Task description: Copy the data word for word, keeping every line.

--- Begin Data for this task ---

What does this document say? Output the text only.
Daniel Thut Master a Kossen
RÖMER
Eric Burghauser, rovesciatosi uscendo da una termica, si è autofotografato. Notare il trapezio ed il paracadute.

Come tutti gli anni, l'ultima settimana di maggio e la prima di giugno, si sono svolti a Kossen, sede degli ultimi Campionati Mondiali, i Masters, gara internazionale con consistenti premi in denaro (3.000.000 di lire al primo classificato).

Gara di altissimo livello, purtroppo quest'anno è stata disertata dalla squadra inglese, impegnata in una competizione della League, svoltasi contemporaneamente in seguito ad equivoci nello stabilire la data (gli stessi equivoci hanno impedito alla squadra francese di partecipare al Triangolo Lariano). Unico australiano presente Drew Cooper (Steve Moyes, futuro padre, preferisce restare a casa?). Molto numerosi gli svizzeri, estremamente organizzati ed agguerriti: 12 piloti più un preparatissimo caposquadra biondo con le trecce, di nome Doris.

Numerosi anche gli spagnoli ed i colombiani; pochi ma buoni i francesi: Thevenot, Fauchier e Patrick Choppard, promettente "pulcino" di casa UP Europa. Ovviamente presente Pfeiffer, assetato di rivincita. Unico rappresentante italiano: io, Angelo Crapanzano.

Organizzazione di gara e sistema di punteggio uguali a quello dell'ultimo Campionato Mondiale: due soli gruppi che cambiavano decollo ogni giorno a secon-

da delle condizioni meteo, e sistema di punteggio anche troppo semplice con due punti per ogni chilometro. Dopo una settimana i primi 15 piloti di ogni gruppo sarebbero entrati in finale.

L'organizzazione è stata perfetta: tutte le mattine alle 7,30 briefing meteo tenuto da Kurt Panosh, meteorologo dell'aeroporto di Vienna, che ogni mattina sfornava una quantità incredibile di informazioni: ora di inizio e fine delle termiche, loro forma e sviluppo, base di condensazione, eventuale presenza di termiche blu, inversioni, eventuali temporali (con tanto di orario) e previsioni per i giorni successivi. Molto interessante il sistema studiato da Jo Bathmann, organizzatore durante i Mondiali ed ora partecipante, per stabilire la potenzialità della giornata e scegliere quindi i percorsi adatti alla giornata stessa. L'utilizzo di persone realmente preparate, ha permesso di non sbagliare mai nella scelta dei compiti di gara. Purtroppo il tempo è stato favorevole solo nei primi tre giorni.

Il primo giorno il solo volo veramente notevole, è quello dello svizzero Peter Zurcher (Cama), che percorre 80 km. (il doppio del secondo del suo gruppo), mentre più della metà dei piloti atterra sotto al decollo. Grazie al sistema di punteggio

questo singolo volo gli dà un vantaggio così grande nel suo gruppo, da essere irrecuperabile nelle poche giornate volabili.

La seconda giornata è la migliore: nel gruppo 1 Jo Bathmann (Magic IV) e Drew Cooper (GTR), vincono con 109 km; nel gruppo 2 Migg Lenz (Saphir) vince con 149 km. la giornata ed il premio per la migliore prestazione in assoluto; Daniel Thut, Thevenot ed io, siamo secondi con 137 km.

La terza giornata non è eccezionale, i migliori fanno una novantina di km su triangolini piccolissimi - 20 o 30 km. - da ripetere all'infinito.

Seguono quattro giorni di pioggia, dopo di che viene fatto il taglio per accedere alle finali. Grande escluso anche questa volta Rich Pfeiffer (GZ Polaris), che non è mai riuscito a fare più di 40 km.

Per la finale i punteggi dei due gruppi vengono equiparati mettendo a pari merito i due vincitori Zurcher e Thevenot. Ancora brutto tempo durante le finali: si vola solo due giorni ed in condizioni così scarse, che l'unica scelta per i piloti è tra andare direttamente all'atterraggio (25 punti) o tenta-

--- End Data for this task ---

Expected answer:
What does this document say? Output the text only.
Daniel Thut Master a Kossen
RÖMER
Eric Burghauser, rovesciatosi uscendo da una termica, si è autofotografato. Notare il trapezio ed il paracadute.

Come tutti gli anni, l'ultima settimana di maggio e la prima di giugno, si sono svolti a Kossen, sede degli ultimi Campionati Mondiali, i Masters, gara internazionale con consistenti premi in denaro (3.000.000 di lire al primo classificato).

Gara di altissimo livello, purtroppo quest'anno è stata disertata dalla squadra inglese, impegnata in una competizione della League, svoltasi contemporaneamente in seguito ad equivoci nello stabilire la data (gli stessi equivoci hanno impedito alla squadra francese di partecipare al Triangolo Lariano). Unico australiano presente Drew Cooper (Steve Moyes, futuro padre, preferisce restare a casa?). Molto numerosi gli svizzeri, estremamente organizzati ed agguerriti: 12 piloti più un preparatissimo caposquadra biondo con le trecce, di nome Doris.

Numerosi anche gli spagnoli ed i colombiani; pochi ma buoni i francesi: Thevenot, Fauchier e Patrick Choppard, promettente "pulcino" di casa UP Europa. Ovviamente presente Pfeiffer, assetato di rivincita. Unico rappresentante italiano: io, Angelo Crapanzano.

Organizzazione di gara e sistema di punteggio uguali a quello dell'ultimo Campionato Mondiale: due soli gruppi che cambiavano decollo ogni giorno a secon-

da delle condizioni meteo, e sistema di punteggio anche troppo semplice con due punti per ogni chilometro. Dopo una settimana i primi 15 piloti di ogni gruppo sarebbero entrati in finale.

L'organizzazione è stata perfetta: tutte le mattine alle 7,30 briefing meteo tenuto da Kurt Panosh, meteorologo dell'aeroporto di Vienna, che ogni mattina sfornava una quantità incredibile di informazioni: ora di inizio e fine delle termiche, loro forma e sviluppo, base di condensazione, eventuale presenza di termiche blu, inversioni, eventuali temporali (con tanto di orario) e previsioni per i giorni successivi. Molto interessante il sistema studiato da Jo Bathmann, organizzatore durante i Mondiali ed ora partecipante, per stabilire la potenzialità della giornata e scegliere quindi i percorsi adatti alla giornata stessa. L'utilizzo di persone realmente preparate, ha permesso di non sbagliare mai nella scelta dei compiti di gara. Purtroppo il tempo è stato favorevole solo nei primi tre giorni.

Il primo giorno il solo volo veramente notevole, è quello dello svizzero Peter Zurcher (Cama), che percorre 80 km. (il doppio del secondo del suo gruppo), mentre più della metà dei piloti atterra sotto al decollo. Grazie al sistema di punteggio

questo singolo volo gli dà un vantaggio così grande nel suo gruppo, da essere irrecuperabile nelle poche giornate volabili.

La seconda giornata è la migliore: nel gruppo 1 Jo Bathmann (Magic IV) e Drew Cooper (GTR), vincono con 109 km; nel gruppo 2 Migg Lenz (Saphir) vince con 149 km. la giornata ed il premio per la migliore prestazione in assoluto; Daniel Thut, Thevenot ed io, siamo secondi con 137 km.

La terza giornata non è eccezionale, i migliori fanno una novantina di km su triangolini piccolissimi - 20 o 30 km. - da ripetere all'infinito.

Seguono quattro giorni di pioggia, dopo di che viene fatto il taglio per accedere alle finali. Grande escluso anche questa volta Rich Pfeiffer (GZ Polaris), che non è mai riuscito a fare più di 40 km.

Per la finale i punteggi dei due gruppi vengono equiparati mettendo a pari merito i due vincitori Zurcher e Thevenot. Ancora brutto tempo durante le finali: si vola solo due giorni ed in condizioni così scarse, che l'unica scelta per i piloti è tra andare direttamente all'atterraggio (25 punti) o tenta-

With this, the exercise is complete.